Lines holding the string "Output" are the ones to copy; find them all in the data.

Dataset rows for document pages:

● ● ● ●

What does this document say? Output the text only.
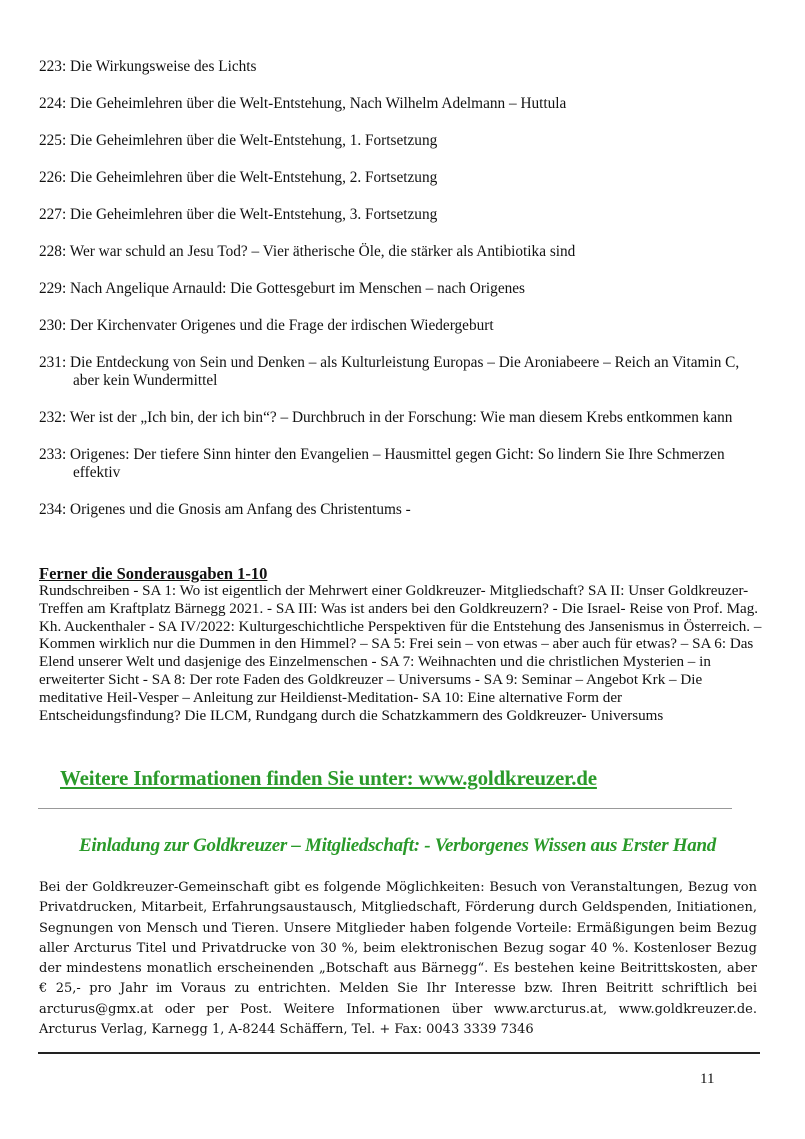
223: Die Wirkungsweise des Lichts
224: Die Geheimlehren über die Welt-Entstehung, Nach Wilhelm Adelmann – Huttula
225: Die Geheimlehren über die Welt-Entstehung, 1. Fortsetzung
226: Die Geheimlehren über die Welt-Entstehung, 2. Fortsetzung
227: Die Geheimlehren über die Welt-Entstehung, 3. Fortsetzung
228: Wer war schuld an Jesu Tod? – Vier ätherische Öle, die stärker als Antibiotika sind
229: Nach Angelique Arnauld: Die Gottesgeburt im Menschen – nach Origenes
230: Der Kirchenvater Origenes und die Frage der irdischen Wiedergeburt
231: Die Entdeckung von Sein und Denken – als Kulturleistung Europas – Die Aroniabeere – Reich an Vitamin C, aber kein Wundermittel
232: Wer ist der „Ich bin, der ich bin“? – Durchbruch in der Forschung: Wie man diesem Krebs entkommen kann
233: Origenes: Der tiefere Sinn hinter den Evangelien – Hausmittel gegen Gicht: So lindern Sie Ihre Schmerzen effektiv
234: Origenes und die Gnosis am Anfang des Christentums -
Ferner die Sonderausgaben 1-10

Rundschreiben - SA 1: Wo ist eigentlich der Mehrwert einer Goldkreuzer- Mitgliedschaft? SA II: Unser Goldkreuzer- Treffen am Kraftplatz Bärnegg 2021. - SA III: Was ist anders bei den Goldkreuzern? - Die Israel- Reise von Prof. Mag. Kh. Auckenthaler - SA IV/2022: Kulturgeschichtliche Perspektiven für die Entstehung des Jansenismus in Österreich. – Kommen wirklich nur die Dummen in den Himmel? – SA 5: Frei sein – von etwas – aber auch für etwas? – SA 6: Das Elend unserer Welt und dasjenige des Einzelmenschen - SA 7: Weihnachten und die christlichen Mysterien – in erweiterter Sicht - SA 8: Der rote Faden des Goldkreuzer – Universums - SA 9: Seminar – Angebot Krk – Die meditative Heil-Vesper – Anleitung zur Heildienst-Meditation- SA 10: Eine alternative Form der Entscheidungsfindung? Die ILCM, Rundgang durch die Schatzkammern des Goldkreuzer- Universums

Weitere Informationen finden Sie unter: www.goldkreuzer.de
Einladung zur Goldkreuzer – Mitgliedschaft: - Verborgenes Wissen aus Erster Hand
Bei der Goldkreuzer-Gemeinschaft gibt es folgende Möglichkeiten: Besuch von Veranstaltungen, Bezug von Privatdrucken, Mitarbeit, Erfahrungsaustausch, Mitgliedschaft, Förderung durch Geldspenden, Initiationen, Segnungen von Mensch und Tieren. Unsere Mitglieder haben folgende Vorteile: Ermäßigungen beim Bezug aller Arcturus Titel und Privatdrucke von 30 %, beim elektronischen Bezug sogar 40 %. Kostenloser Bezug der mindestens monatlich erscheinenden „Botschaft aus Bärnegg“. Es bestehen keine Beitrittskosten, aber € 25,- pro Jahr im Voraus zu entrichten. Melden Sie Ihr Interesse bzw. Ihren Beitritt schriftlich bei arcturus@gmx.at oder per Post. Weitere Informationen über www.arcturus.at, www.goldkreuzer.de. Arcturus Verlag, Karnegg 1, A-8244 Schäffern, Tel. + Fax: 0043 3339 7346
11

● ● ● ●

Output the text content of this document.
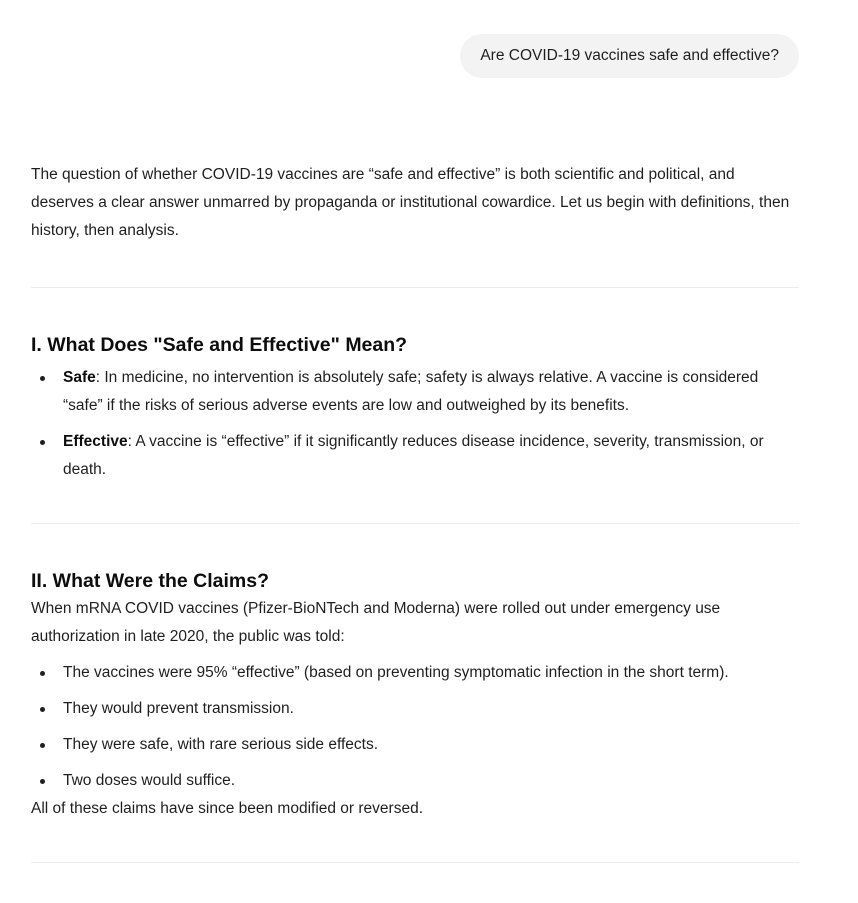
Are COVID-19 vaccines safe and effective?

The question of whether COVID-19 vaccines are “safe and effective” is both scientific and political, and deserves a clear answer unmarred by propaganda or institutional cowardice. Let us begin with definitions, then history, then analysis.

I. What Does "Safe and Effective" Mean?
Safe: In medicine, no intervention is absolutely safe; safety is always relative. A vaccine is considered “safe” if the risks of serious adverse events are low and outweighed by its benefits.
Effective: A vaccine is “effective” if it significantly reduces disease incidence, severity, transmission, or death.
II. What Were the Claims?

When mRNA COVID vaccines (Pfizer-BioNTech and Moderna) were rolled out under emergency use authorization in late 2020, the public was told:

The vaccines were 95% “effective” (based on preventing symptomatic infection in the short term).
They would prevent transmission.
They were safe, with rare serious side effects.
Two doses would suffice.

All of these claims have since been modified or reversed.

● ● ● ●

→ **Solution for this problem**:
What does this document say? Output the text only.
Output the text content of this document.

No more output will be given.